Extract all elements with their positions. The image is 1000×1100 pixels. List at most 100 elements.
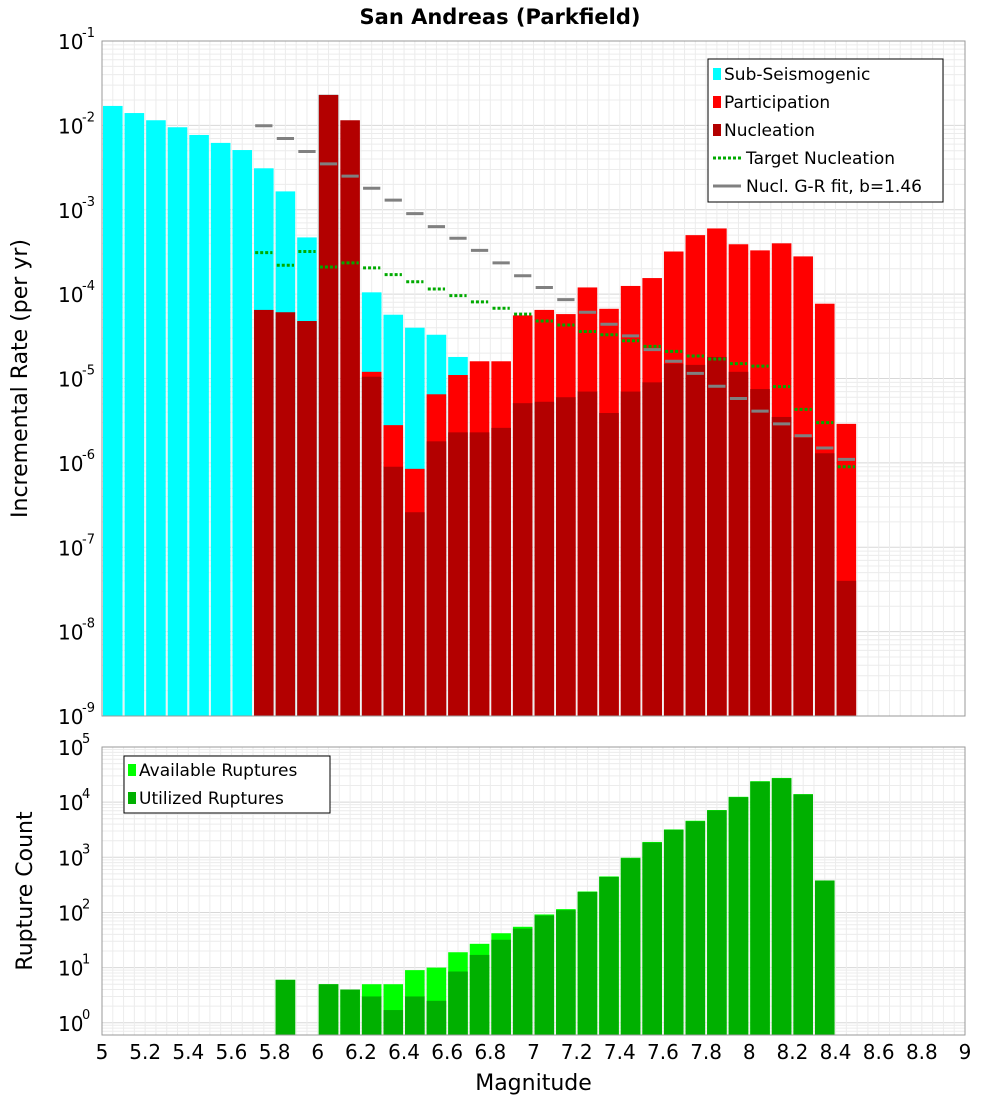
legend-swatch-nucleation bbox=[713, 124, 721, 136]
bottom-bar-utilized-ruptures bbox=[771, 778, 792, 1035]
bottom-y-tick-exponent: 2 bbox=[82, 897, 90, 912]
bottom-bar-utilized-ruptures bbox=[275, 979, 296, 1035]
legend-swatch-participation bbox=[713, 96, 721, 108]
bottom-bar-utilized-ruptures bbox=[728, 797, 749, 1035]
top-bar-nucleation bbox=[814, 453, 835, 716]
bottom-bar-utilized-ruptures bbox=[750, 781, 770, 1035]
top-bar-sub-seismogenic bbox=[103, 105, 123, 717]
bottom-y-tick-exponent: 0 bbox=[82, 1008, 90, 1023]
top-y-tick-labels: 10-910-810-710-610-510-410-310-210-1 bbox=[58, 26, 95, 729]
bottom-y-tick-exponent: 5 bbox=[82, 732, 90, 747]
legend-label-nucl-g-r-fit-b-1-46: Nucl. G-R fit, b=1.46 bbox=[746, 177, 922, 197]
legend-label-target-nucleation: Target Nucleation bbox=[745, 149, 895, 169]
top-y-tick-base: 10 bbox=[58, 452, 83, 476]
top-y-tick-exponent: -7 bbox=[82, 532, 95, 547]
top-bar-nucleation bbox=[599, 413, 619, 716]
x-tick-label: 5 bbox=[96, 1040, 109, 1064]
bottom-bar-utilized-ruptures bbox=[448, 971, 468, 1035]
top-legend-box bbox=[707, 58, 944, 203]
top-bar-nucleation bbox=[534, 401, 555, 716]
x-tick-labels: 5 5.2 5.4 5.6 5.8 6 6.2 6.4 6.6 6.8 7 7.2 7.4 7.6 7.8 8… bbox=[96, 1040, 972, 1064]
top-bar-nucleation bbox=[750, 389, 770, 716]
x-tick-label: 7 bbox=[527, 1040, 540, 1064]
top-bar-nucleation bbox=[275, 312, 296, 716]
bottom-y-tick-base: 10 bbox=[58, 1012, 83, 1036]
top-bar-sub-seismogenic bbox=[124, 113, 145, 716]
top-bar-nucleation bbox=[448, 432, 468, 716]
bottom-plot-frame bbox=[101, 746, 966, 1036]
bottom-y-tick-base: 10 bbox=[58, 736, 83, 760]
x-tick-label: 5.6 bbox=[216, 1040, 248, 1064]
top-bar-nucleation bbox=[469, 432, 490, 716]
top-bar-sub-seismogenic bbox=[210, 142, 231, 716]
bottom-y-tick-base: 10 bbox=[58, 846, 83, 870]
x-tick-label: 6 bbox=[311, 1040, 324, 1064]
top-y-tick-base: 10 bbox=[58, 621, 83, 645]
bottom-bar-utilized-ruptures bbox=[556, 910, 576, 1035]
bottom-legend: Available Ruptures Utilized Ruptures bbox=[123, 755, 331, 814]
x-tick-label: 8.2 bbox=[776, 1040, 808, 1064]
x-tick-label: 7.8 bbox=[690, 1040, 722, 1064]
top-y-tick-exponent: -4 bbox=[82, 279, 95, 294]
bottom-bar-utilized-ruptures bbox=[361, 996, 382, 1035]
top-y-tick-base: 10 bbox=[58, 199, 83, 223]
top-bar-nucleation bbox=[405, 512, 425, 716]
top-bar-nucleation bbox=[491, 427, 511, 716]
top-y-tick-exponent: -1 bbox=[82, 26, 95, 41]
x-tick-label: 7.2 bbox=[561, 1040, 593, 1064]
top-bar-nucleation bbox=[340, 120, 360, 717]
legend-swatch-utilized-ruptures bbox=[128, 792, 136, 804]
x-tick-label: 5.8 bbox=[259, 1040, 291, 1064]
legend-label-available-ruptures: Available Ruptures bbox=[139, 761, 297, 781]
x-tick-label: 8.6 bbox=[863, 1040, 895, 1064]
top-bar-sub-seismogenic bbox=[146, 120, 166, 717]
top-bar-nucleation bbox=[642, 382, 662, 716]
legend-label-nucleation: Nucleation bbox=[724, 121, 815, 141]
bottom-bar-utilized-ruptures bbox=[340, 989, 360, 1035]
top-y-tick-exponent: -3 bbox=[82, 195, 95, 210]
top-bar-nucleation bbox=[512, 403, 533, 716]
x-tick-label: 9 bbox=[959, 1040, 972, 1064]
top-bar-nucleation bbox=[728, 371, 749, 716]
top-legend: Sub-Seismogenic Participation Nucleation Ta… bbox=[707, 58, 944, 203]
bottom-bar-utilized-ruptures bbox=[814, 880, 835, 1035]
bottom-y-tick-exponent: 4 bbox=[82, 787, 90, 802]
bottom-bar-utilized-ruptures bbox=[405, 996, 425, 1035]
x-tick-label: 8.8 bbox=[906, 1040, 938, 1064]
bottom-bar-utilized-ruptures bbox=[663, 829, 684, 1035]
legend-swatch-sub-seismogenic bbox=[713, 68, 721, 80]
x-tick-label: 8 bbox=[743, 1040, 756, 1064]
top-bars bbox=[103, 94, 857, 717]
top-bar-nucleation bbox=[254, 309, 274, 716]
bottom-bar-utilized-ruptures bbox=[491, 939, 511, 1035]
top-bar-nucleation bbox=[793, 437, 813, 716]
top-y-tick-exponent: -2 bbox=[82, 110, 95, 125]
top-bar-nucleation bbox=[663, 363, 684, 716]
legend-label-participation: Participation bbox=[724, 93, 830, 113]
top-bar-nucleation bbox=[707, 356, 727, 716]
x-tick-label: 7.6 bbox=[647, 1040, 679, 1064]
top-bar-nucleation bbox=[836, 580, 857, 716]
top-plot-frame bbox=[101, 40, 966, 717]
top-bar-nucleation bbox=[556, 397, 576, 716]
x-tick-label: 6.4 bbox=[388, 1040, 420, 1064]
top-bar-nucleation bbox=[771, 416, 792, 716]
x-axis-label: Magnitude bbox=[475, 1071, 592, 1096]
x-tick-label: 7.4 bbox=[604, 1040, 636, 1064]
bottom-y-tick-exponent: 3 bbox=[82, 842, 90, 857]
bottom-bar-utilized-ruptures bbox=[426, 1000, 447, 1035]
top-y-tick-exponent: -5 bbox=[82, 364, 95, 379]
bottom-legend-box bbox=[123, 755, 331, 814]
top-bar-nucleation bbox=[297, 321, 317, 716]
bottom-bar-utilized-ruptures bbox=[577, 891, 598, 1035]
bottom-bar-utilized-ruptures bbox=[512, 928, 533, 1035]
legend-label-sub-seismogenic: Sub-Seismogenic bbox=[724, 65, 870, 85]
bottom-y-axis-label: Rupture Count bbox=[13, 811, 38, 971]
top-y-tick-base: 10 bbox=[58, 30, 83, 54]
top-bar-nucleation bbox=[620, 391, 641, 716]
bottom-bar-utilized-ruptures bbox=[620, 858, 641, 1035]
top-bar-sub-seismogenic bbox=[189, 134, 209, 717]
top-bar-nucleation bbox=[318, 94, 339, 716]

================

PROBLEM REQUIREMENTS
Copy the items word for word, from the line with "legend-swatch-nucleation bbox=[713, 124, 721, 136]" up to and including the line with "x-tick-labels: 5 5.2".

EXERCISE OUTPUT
legend-swatch-nucleation bbox=[713, 124, 721, 136]
bottom-bar-utilized-ruptures bbox=[771, 778, 792, 1035]
bottom-y-tick-exponent: 2 bbox=[82, 897, 90, 912]
bottom-bar-utilized-ruptures bbox=[275, 979, 296, 1035]
legend-swatch-participation bbox=[713, 96, 721, 108]
bottom-bar-utilized-ruptures bbox=[728, 797, 749, 1035]
top-bar-nucleation bbox=[814, 453, 835, 716]
bottom-bar-utilized-ruptures bbox=[750, 781, 770, 1035]
top-bar-sub-seismogenic bbox=[103, 105, 123, 717]
bottom-y-tick-exponent: 0 bbox=[82, 1008, 90, 1023]
top-y-tick-labels: 10-910-810-710-610-510-410-310-210-1 bbox=[58, 26, 95, 729]
bottom-y-tick-exponent: 5 bbox=[82, 732, 90, 747]
legend-label-nucl-g-r-fit-b-1-46: Nucl. G-R fit, b=1.46 bbox=[746, 177, 922, 197]
legend-label-target-nucleation: Target Nucleation bbox=[745, 149, 895, 169]
top-y-tick-base: 10 bbox=[58, 452, 83, 476]
top-y-tick-exponent: -7 bbox=[82, 532, 95, 547]
top-bar-nucleation bbox=[599, 413, 619, 716]
x-tick-label: 5 bbox=[96, 1040, 109, 1064]
bottom-bar-utilized-ruptures bbox=[448, 971, 468, 1035]
top-legend-box bbox=[707, 58, 944, 203]
top-bar-nucleation bbox=[534, 401, 555, 716]
x-tick-labels: 5 5.2 5.4 5.6 5.8 6 6.2 6.4 6.6 6.8 7 7.2 7.4 7.6 7.8 8… bbox=[96, 1040, 972, 1064]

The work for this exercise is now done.